Dataset entries:
** START **

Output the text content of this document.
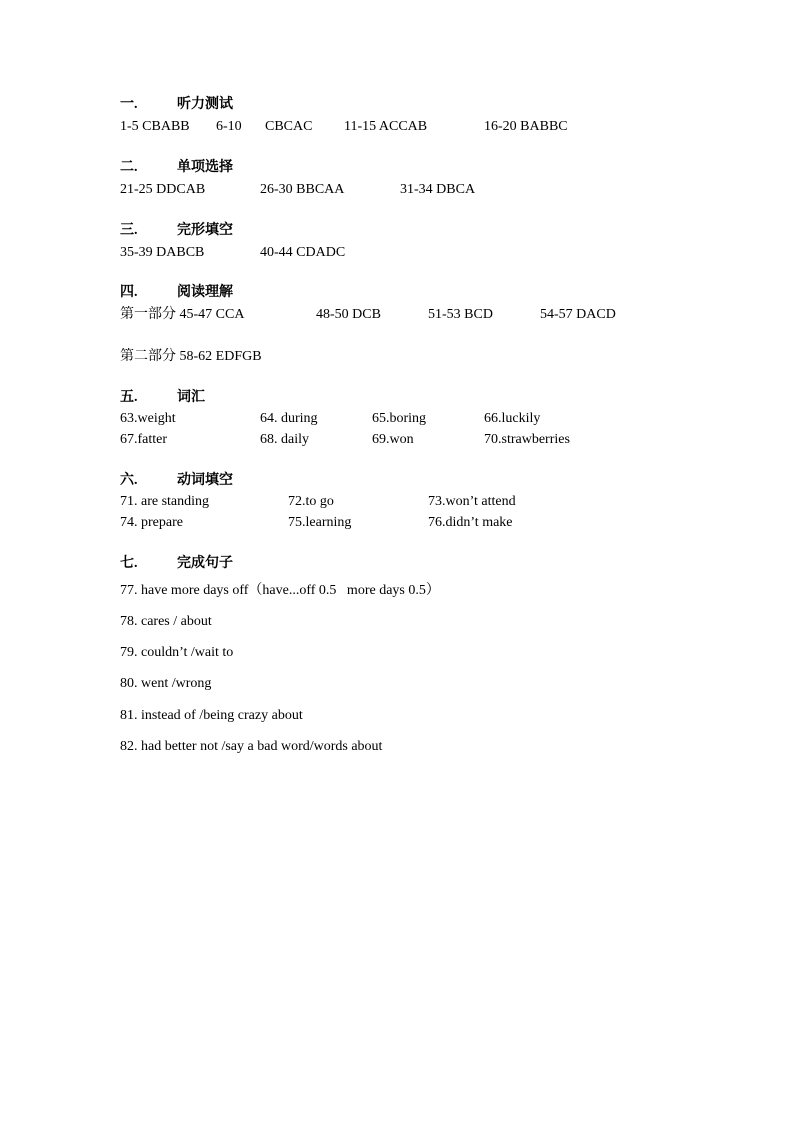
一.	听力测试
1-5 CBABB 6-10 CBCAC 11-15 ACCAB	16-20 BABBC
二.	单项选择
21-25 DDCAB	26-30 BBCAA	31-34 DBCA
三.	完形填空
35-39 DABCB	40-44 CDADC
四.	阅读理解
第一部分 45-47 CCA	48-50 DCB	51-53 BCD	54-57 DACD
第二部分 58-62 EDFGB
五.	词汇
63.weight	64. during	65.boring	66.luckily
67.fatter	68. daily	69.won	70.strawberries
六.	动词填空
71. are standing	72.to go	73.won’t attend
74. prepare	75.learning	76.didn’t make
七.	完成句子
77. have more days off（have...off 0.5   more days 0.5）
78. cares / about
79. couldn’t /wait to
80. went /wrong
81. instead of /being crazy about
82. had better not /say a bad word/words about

** END **
** START **

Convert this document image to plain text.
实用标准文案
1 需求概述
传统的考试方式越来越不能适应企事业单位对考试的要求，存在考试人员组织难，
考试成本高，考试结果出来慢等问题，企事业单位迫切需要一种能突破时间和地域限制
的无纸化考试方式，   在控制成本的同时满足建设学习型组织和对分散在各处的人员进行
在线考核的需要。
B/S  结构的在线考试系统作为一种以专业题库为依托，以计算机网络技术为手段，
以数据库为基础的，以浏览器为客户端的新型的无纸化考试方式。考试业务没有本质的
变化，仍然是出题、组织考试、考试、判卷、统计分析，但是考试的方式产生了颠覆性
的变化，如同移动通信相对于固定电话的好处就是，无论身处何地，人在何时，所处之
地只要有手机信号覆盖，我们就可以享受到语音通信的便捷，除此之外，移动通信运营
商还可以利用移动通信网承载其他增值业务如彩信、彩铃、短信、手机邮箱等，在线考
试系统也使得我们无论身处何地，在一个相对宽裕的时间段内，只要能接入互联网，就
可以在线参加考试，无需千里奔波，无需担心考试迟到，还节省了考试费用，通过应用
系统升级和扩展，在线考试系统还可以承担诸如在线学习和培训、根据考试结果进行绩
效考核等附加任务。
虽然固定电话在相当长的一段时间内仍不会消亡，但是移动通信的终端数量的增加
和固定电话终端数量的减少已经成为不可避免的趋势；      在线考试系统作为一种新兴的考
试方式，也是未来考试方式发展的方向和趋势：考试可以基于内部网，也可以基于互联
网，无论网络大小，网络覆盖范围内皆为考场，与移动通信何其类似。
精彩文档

** END **

Copy out each line of the data where the string "about" appears.

78. cares / about
81. instead of /being crazy about
82. had better not /say a bad word/words about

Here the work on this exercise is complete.